Stored entries:
....................
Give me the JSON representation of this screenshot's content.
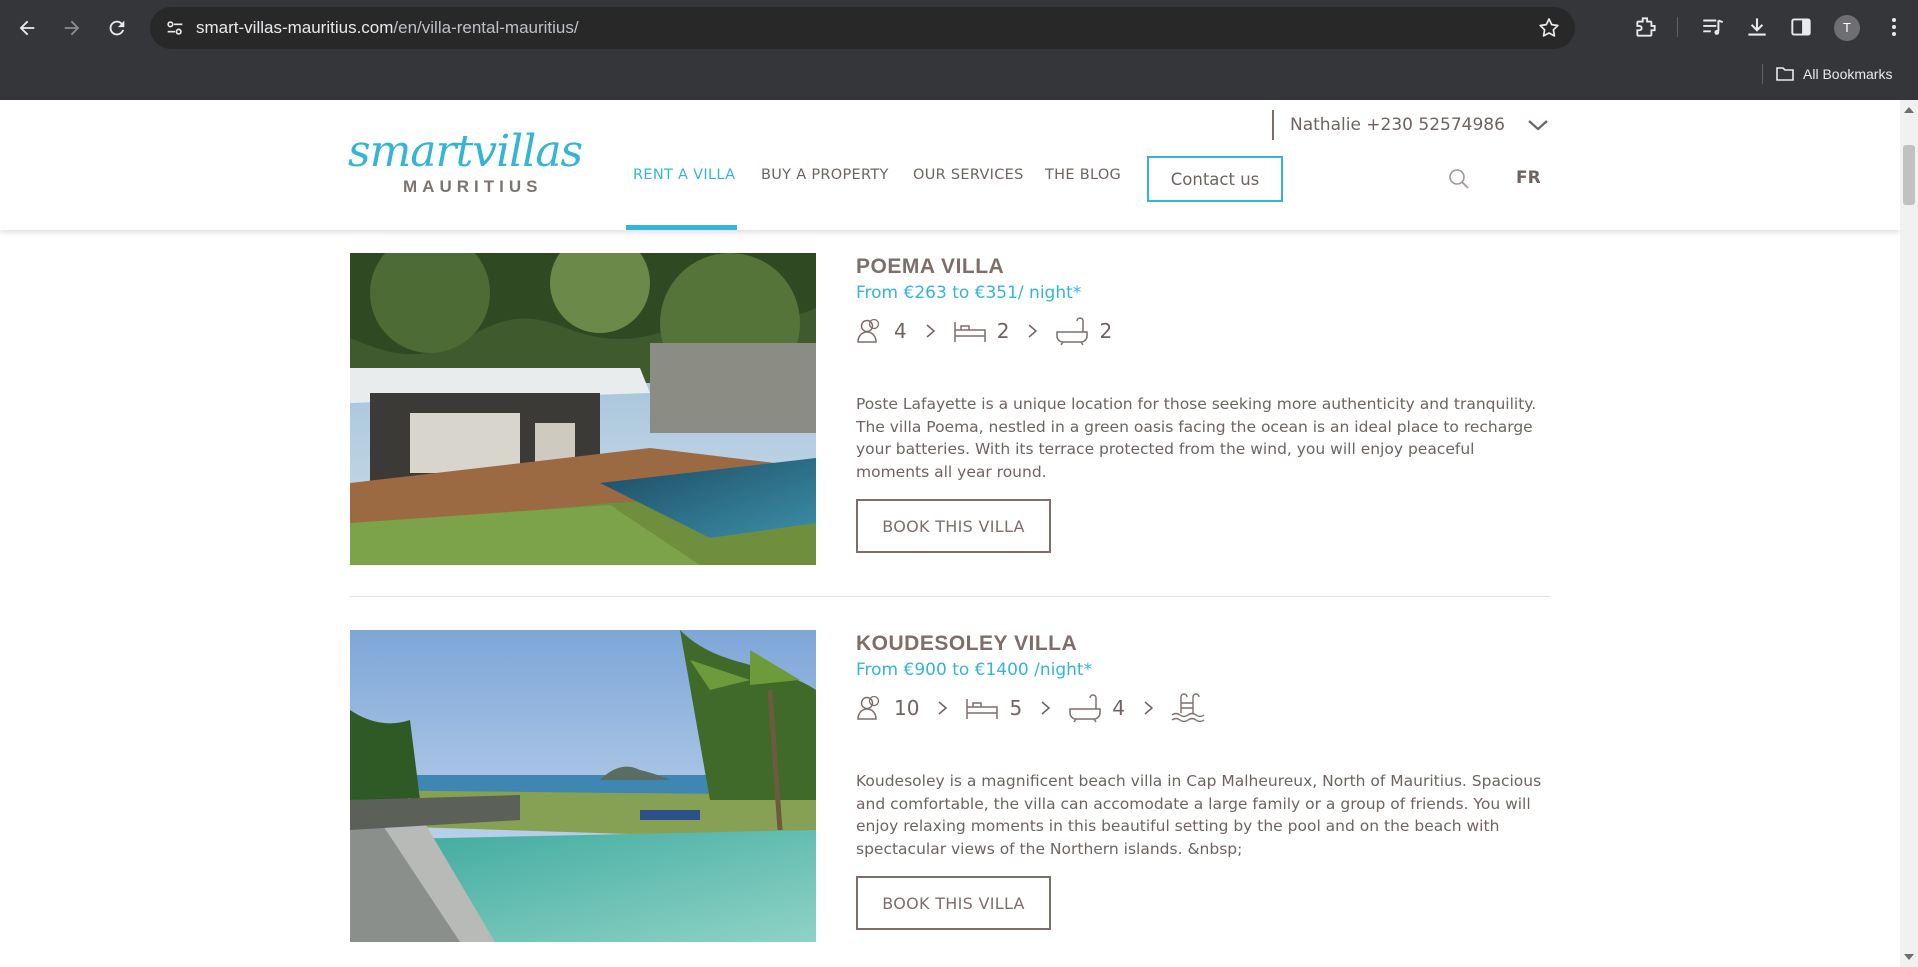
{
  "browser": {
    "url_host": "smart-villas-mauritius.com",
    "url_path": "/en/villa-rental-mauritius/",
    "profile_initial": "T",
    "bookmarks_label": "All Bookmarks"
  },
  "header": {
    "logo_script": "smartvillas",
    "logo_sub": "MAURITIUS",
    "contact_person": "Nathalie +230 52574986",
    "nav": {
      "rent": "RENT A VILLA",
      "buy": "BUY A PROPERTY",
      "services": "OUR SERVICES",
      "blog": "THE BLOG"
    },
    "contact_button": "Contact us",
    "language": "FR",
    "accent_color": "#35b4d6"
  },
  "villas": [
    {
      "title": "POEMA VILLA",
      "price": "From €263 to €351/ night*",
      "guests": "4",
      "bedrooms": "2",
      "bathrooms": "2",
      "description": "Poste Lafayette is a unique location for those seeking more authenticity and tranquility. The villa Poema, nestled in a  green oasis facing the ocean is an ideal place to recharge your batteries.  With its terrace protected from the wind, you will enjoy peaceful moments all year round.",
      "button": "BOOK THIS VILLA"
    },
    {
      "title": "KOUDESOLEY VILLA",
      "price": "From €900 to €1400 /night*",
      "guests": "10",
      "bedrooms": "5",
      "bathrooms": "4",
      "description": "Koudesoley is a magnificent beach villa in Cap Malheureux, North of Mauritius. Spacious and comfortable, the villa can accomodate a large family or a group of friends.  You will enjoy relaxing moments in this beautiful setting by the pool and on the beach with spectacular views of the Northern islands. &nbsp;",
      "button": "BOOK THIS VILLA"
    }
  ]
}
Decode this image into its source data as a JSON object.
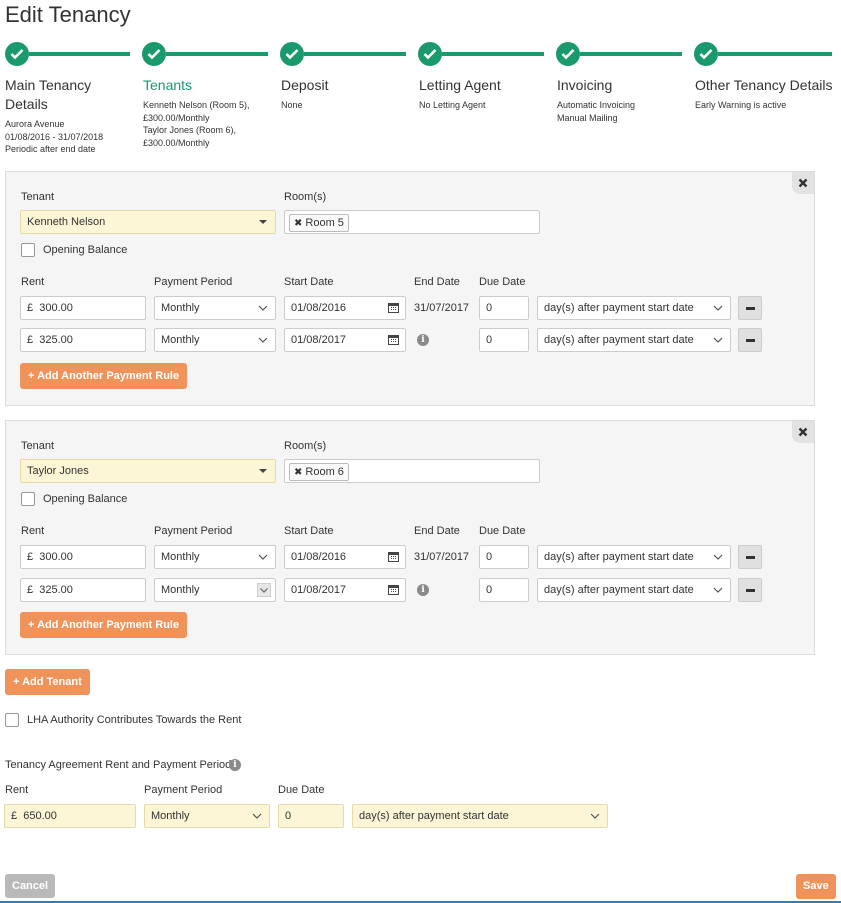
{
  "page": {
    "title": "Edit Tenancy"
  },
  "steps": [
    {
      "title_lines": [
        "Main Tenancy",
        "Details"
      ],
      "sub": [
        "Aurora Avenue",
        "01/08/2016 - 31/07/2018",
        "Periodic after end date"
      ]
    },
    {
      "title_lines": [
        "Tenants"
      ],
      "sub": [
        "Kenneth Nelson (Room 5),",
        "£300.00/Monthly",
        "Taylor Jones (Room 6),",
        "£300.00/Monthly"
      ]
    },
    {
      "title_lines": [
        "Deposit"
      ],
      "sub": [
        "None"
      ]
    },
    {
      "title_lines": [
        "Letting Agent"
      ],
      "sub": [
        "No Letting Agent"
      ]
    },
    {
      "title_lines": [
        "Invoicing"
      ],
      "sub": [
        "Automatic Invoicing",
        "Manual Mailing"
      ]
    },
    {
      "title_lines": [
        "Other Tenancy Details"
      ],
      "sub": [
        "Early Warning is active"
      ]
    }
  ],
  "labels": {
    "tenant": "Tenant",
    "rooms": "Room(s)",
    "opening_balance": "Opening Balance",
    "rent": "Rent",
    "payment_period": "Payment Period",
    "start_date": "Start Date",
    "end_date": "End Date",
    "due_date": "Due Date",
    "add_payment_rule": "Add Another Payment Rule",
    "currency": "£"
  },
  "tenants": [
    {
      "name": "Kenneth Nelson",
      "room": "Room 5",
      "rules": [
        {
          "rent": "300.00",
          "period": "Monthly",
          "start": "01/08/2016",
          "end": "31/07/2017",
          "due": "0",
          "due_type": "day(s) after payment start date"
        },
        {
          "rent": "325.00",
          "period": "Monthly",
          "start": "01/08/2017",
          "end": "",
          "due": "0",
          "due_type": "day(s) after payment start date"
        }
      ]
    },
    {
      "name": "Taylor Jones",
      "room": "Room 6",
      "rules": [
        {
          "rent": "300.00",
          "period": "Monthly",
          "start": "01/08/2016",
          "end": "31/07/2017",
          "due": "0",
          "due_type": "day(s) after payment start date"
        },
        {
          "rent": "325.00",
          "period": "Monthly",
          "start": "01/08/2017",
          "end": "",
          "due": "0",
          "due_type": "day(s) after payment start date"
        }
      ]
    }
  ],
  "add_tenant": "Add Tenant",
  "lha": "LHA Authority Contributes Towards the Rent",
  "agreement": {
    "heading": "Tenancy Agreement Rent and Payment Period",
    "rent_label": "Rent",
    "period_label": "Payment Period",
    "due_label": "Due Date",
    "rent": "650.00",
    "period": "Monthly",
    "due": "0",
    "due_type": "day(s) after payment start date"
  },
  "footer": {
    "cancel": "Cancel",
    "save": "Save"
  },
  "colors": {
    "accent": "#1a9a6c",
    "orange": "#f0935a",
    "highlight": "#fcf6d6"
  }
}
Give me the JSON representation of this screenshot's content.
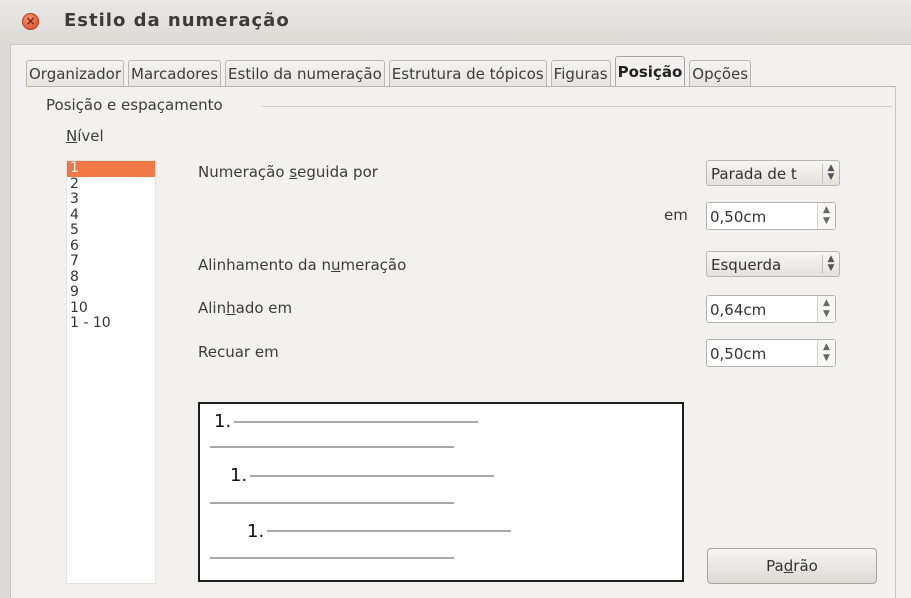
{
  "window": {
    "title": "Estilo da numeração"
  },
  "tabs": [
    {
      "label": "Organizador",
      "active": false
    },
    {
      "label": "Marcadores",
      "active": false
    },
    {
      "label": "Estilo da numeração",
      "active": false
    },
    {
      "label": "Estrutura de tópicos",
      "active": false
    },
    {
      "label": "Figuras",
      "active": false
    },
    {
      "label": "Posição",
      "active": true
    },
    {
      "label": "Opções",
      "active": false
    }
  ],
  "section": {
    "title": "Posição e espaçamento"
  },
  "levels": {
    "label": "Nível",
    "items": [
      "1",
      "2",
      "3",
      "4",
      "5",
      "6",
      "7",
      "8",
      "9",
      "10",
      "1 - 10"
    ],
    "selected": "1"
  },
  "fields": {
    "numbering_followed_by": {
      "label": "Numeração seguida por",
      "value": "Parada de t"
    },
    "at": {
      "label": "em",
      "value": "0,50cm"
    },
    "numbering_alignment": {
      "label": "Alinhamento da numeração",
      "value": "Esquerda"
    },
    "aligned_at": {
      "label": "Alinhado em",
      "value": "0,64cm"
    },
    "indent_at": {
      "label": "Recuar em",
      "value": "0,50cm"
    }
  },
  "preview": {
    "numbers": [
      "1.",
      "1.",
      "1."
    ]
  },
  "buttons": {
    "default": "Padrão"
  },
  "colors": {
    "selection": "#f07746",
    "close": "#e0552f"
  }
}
....................
Reproduce the entries above without change, omitting all pictures.

Give me the JSON representation of this screenshot's content.
{
  "browser": {
    "url_host": "smart-villas-mauritius.com",
    "url_path": "/en/villa-rental-mauritius/",
    "profile_initial": "T",
    "bookmarks_label": "All Bookmarks"
  },
  "header": {
    "logo_script": "smartvillas",
    "logo_sub": "MAURITIUS",
    "contact_person": "Nathalie +230 52574986",
    "nav": {
      "rent": "RENT A VILLA",
      "buy": "BUY A PROPERTY",
      "services": "OUR SERVICES",
      "blog": "THE BLOG"
    },
    "contact_button": "Contact us",
    "language": "FR",
    "accent_color": "#35b4d6"
  },
  "villas": [
    {
      "title": "POEMA VILLA",
      "price": "From €263 to €351/ night*",
      "guests": "4",
      "bedrooms": "2",
      "bathrooms": "2",
      "description": "Poste Lafayette is a unique location for those seeking more authenticity and tranquility. The villa Poema, nestled in a  green oasis facing the ocean is an ideal place to recharge your batteries.  With its terrace protected from the wind, you will enjoy peaceful moments all year round.",
      "button": "BOOK THIS VILLA"
    },
    {
      "title": "KOUDESOLEY VILLA",
      "price": "From €900 to €1400 /night*",
      "guests": "10",
      "bedrooms": "5",
      "bathrooms": "4",
      "description": "Koudesoley is a magnificent beach villa in Cap Malheureux, North of Mauritius. Spacious and comfortable, the villa can accomodate a large family or a group of friends.  You will enjoy relaxing moments in this beautiful setting by the pool and on the beach with spectacular views of the Northern islands. &nbsp;",
      "button": "BOOK THIS VILLA"
    }
  ]
}
Decode this image into its source data as a JSON object.
{
  "page": {
    "title": "Edit Tenancy"
  },
  "steps": [
    {
      "title_lines": [
        "Main Tenancy",
        "Details"
      ],
      "sub": [
        "Aurora Avenue",
        "01/08/2016 - 31/07/2018",
        "Periodic after end date"
      ]
    },
    {
      "title_lines": [
        "Tenants"
      ],
      "sub": [
        "Kenneth Nelson (Room 5),",
        "£300.00/Monthly",
        "Taylor Jones (Room 6),",
        "£300.00/Monthly"
      ]
    },
    {
      "title_lines": [
        "Deposit"
      ],
      "sub": [
        "None"
      ]
    },
    {
      "title_lines": [
        "Letting Agent"
      ],
      "sub": [
        "No Letting Agent"
      ]
    },
    {
      "title_lines": [
        "Invoicing"
      ],
      "sub": [
        "Automatic Invoicing",
        "Manual Mailing"
      ]
    },
    {
      "title_lines": [
        "Other Tenancy Details"
      ],
      "sub": [
        "Early Warning is active"
      ]
    }
  ],
  "labels": {
    "tenant": "Tenant",
    "rooms": "Room(s)",
    "opening_balance": "Opening Balance",
    "rent": "Rent",
    "payment_period": "Payment Period",
    "start_date": "Start Date",
    "end_date": "End Date",
    "due_date": "Due Date",
    "add_payment_rule": "Add Another Payment Rule",
    "currency": "£"
  },
  "tenants": [
    {
      "name": "Kenneth Nelson",
      "room": "Room 5",
      "rules": [
        {
          "rent": "300.00",
          "period": "Monthly",
          "start": "01/08/2016",
          "end": "31/07/2017",
          "due": "0",
          "due_type": "day(s) after payment start date"
        },
        {
          "rent": "325.00",
          "period": "Monthly",
          "start": "01/08/2017",
          "end": "",
          "due": "0",
          "due_type": "day(s) after payment start date"
        }
      ]
    },
    {
      "name": "Taylor Jones",
      "room": "Room 6",
      "rules": [
        {
          "rent": "300.00",
          "period": "Monthly",
          "start": "01/08/2016",
          "end": "31/07/2017",
          "due": "0",
          "due_type": "day(s) after payment start date"
        },
        {
          "rent": "325.00",
          "period": "Monthly",
          "start": "01/08/2017",
          "end": "",
          "due": "0",
          "due_type": "day(s) after payment start date"
        }
      ]
    }
  ],
  "add_tenant": "Add Tenant",
  "lha": "LHA Authority Contributes Towards the Rent",
  "agreement": {
    "heading": "Tenancy Agreement Rent and Payment Period",
    "rent_label": "Rent",
    "period_label": "Payment Period",
    "due_label": "Due Date",
    "rent": "650.00",
    "period": "Monthly",
    "due": "0",
    "due_type": "day(s) after payment start date"
  },
  "footer": {
    "cancel": "Cancel",
    "save": "Save"
  },
  "colors": {
    "accent": "#1a9a6c",
    "orange": "#f0935a",
    "highlight": "#fcf6d6"
  }
}
Give me the JSON representation of this screenshot's content.
{
  "window": {
    "title": "Estilo da numeração"
  },
  "tabs": [
    {
      "label": "Organizador",
      "active": false
    },
    {
      "label": "Marcadores",
      "active": false
    },
    {
      "label": "Estilo da numeração",
      "active": false
    },
    {
      "label": "Estrutura de tópicos",
      "active": false
    },
    {
      "label": "Figuras",
      "active": false
    },
    {
      "label": "Posição",
      "active": true
    },
    {
      "label": "Opções",
      "active": false
    }
  ],
  "section": {
    "title": "Posição e espaçamento"
  },
  "levels": {
    "label": "Nível",
    "items": [
      "1",
      "2",
      "3",
      "4",
      "5",
      "6",
      "7",
      "8",
      "9",
      "10",
      "1 - 10"
    ],
    "selected": "1"
  },
  "fields": {
    "numbering_followed_by": {
      "label": "Numeração seguida por",
      "value": "Parada de t"
    },
    "at": {
      "label": "em",
      "value": "0,50cm"
    },
    "numbering_alignment": {
      "label": "Alinhamento da numeração",
      "value": "Esquerda"
    },
    "aligned_at": {
      "label": "Alinhado em",
      "value": "0,64cm"
    },
    "indent_at": {
      "label": "Recuar em",
      "value": "0,50cm"
    }
  },
  "preview": {
    "numbers": [
      "1.",
      "1.",
      "1."
    ]
  },
  "buttons": {
    "default": "Padrão"
  },
  "colors": {
    "selection": "#f07746",
    "close": "#e0552f"
  }
}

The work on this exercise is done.